Dataset rows
▬▬▬▬▬▬
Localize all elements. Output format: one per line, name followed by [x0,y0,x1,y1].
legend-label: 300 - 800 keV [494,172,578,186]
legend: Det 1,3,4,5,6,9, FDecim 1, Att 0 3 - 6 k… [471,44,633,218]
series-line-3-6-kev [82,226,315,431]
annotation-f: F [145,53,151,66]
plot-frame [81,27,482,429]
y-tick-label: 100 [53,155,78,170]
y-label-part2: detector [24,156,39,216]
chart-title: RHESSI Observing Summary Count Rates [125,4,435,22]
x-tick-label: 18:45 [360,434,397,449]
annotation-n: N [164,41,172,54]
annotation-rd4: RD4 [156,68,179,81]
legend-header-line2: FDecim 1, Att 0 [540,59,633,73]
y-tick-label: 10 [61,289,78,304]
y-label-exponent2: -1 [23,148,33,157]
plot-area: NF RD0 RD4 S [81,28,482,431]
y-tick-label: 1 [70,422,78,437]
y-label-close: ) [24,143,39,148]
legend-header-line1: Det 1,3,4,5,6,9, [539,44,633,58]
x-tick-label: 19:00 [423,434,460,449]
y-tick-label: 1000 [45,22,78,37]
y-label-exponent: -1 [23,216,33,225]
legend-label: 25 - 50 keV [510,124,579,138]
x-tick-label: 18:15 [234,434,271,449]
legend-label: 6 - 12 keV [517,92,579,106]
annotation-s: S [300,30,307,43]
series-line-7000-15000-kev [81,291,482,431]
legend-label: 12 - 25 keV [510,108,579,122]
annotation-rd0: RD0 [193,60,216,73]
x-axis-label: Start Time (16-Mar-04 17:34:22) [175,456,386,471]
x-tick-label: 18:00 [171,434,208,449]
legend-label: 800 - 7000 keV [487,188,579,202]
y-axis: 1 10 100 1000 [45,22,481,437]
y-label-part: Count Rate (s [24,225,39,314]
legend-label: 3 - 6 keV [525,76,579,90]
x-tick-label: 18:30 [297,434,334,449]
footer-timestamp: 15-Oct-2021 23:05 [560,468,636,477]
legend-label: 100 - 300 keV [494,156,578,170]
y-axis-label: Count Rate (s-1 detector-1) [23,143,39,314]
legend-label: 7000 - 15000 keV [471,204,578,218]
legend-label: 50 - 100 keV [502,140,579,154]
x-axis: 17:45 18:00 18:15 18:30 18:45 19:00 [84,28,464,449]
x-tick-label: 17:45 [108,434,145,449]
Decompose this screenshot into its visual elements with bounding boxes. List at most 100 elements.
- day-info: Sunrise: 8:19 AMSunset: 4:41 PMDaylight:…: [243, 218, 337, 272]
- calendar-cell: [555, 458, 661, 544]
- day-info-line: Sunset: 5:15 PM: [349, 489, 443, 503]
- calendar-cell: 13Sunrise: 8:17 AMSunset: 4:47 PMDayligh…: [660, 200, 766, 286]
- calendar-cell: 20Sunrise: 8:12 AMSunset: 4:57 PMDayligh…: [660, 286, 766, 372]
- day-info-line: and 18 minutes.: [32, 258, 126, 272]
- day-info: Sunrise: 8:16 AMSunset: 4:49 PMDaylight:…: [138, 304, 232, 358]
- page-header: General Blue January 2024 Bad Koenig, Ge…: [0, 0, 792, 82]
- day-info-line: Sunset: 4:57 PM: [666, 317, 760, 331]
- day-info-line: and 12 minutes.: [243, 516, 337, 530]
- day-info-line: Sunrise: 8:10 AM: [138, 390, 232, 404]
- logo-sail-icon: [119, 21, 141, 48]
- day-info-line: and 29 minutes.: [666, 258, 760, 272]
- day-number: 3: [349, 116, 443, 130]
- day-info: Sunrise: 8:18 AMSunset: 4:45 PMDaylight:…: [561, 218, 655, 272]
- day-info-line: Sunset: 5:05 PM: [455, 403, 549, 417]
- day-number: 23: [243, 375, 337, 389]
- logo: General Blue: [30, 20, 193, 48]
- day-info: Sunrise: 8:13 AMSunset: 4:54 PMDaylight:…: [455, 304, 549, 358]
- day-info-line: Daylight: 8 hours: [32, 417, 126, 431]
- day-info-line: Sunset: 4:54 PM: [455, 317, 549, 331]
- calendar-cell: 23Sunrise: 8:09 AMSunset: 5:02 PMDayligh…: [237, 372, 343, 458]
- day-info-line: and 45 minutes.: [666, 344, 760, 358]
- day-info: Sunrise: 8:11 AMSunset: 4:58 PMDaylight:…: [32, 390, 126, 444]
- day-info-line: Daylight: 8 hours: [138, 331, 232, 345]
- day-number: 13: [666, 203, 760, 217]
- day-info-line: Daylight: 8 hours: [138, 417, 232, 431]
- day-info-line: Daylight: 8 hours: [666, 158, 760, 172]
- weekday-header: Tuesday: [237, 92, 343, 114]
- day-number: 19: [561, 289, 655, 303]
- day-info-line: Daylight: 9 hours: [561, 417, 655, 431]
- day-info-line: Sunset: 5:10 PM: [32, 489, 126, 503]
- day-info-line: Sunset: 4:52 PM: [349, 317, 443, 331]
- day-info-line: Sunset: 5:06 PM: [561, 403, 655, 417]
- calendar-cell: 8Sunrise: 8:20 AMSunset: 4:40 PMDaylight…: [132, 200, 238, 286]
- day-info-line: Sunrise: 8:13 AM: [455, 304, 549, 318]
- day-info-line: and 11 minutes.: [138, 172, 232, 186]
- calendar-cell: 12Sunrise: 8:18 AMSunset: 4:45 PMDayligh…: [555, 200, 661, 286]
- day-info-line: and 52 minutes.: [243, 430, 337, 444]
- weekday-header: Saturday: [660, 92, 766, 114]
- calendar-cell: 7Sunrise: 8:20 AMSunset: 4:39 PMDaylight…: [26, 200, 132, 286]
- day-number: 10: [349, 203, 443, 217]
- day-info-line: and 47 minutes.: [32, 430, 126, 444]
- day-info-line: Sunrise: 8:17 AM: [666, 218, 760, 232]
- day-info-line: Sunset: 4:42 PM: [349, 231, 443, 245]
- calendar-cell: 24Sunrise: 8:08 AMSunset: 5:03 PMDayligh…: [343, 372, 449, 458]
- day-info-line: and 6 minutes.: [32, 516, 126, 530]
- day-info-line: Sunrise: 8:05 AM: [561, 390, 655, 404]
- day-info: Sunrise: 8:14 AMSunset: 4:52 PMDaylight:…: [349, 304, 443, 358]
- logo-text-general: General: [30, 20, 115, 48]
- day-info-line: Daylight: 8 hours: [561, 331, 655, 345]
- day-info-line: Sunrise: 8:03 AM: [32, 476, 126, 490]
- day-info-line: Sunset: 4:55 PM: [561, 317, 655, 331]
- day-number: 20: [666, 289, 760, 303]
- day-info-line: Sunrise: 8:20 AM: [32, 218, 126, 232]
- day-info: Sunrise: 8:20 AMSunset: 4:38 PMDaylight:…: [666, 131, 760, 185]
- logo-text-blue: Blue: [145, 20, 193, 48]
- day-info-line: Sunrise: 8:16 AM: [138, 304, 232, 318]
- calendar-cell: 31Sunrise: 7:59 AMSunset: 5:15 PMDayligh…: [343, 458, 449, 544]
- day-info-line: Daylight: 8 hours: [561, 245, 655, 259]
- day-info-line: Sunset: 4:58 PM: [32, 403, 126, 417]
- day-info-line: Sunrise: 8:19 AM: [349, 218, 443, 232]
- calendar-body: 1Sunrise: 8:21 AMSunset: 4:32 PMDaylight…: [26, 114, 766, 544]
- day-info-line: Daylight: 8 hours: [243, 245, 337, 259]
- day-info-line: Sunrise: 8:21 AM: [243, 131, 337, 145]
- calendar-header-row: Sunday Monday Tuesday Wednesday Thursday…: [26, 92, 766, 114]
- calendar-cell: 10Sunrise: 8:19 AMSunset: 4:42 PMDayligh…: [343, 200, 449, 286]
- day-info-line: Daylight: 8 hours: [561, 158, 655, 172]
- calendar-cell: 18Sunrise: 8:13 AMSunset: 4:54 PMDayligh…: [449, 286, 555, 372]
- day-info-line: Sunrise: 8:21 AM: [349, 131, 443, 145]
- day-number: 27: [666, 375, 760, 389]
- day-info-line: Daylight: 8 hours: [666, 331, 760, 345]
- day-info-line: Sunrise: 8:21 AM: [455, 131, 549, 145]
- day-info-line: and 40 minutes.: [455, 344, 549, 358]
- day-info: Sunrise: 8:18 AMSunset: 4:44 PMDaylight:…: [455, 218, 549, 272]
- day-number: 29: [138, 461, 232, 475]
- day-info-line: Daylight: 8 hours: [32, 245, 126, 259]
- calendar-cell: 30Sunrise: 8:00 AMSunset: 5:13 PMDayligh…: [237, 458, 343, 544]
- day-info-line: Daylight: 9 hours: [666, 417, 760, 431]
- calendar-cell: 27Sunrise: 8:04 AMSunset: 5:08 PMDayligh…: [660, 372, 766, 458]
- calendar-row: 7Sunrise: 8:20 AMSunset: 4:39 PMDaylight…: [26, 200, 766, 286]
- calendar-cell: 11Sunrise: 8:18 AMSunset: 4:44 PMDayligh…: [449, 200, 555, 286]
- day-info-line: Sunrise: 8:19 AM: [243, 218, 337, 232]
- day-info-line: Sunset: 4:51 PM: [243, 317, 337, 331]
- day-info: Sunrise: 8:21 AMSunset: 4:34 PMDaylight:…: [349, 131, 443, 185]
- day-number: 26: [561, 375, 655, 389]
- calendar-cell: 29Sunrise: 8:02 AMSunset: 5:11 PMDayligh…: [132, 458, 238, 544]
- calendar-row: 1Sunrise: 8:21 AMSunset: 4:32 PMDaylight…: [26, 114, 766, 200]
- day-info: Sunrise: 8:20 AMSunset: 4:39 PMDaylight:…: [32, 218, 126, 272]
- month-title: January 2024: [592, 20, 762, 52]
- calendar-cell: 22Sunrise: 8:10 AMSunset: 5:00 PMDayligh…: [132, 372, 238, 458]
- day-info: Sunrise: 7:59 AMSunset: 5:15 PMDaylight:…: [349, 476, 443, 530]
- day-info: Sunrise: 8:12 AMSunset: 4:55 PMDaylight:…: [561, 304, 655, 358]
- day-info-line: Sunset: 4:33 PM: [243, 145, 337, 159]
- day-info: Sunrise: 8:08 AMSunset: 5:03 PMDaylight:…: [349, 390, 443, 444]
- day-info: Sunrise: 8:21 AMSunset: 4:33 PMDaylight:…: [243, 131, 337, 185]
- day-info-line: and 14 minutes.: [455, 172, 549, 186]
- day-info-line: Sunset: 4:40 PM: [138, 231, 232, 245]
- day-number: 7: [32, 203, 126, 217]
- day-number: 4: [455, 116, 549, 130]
▬▬▬▬▬▬
Direction:
Could you write out the lines from the very first one through the line that contains "annotation-s: S [300,30,307,43]", including that final line?

Answer to this problem:
Localize all elements. Output format: one per line, name followed by [x0,y0,x1,y1].
legend-label: 300 - 800 keV [494,172,578,186]
legend: Det 1,3,4,5,6,9, FDecim 1, Att 0 3 - 6 k… [471,44,633,218]
series-line-3-6-kev [82,226,315,431]
annotation-f: F [145,53,151,66]
plot-frame [81,27,482,429]
y-tick-label: 100 [53,155,78,170]
y-label-part2: detector [24,156,39,216]
chart-title: RHESSI Observing Summary Count Rates [125,4,435,22]
x-tick-label: 18:45 [360,434,397,449]
annotation-n: N [164,41,172,54]
annotation-rd4: RD4 [156,68,179,81]
legend-header-line2: FDecim 1, Att 0 [540,59,633,73]
y-tick-label: 10 [61,289,78,304]
y-label-exponent2: -1 [23,148,33,157]
plot-area: NF RD0 RD4 S [81,28,482,431]
y-tick-label: 1 [70,422,78,437]
y-label-close: ) [24,143,39,148]
legend-header-line1: Det 1,3,4,5,6,9, [539,44,633,58]
x-tick-label: 19:00 [423,434,460,449]
y-tick-label: 1000 [45,22,78,37]
y-label-exponent: -1 [23,216,33,225]
legend-label: 25 - 50 keV [510,124,579,138]
x-tick-label: 18:15 [234,434,271,449]
legend-label: 6 - 12 keV [517,92,579,106]
annotation-s: S [300,30,307,43]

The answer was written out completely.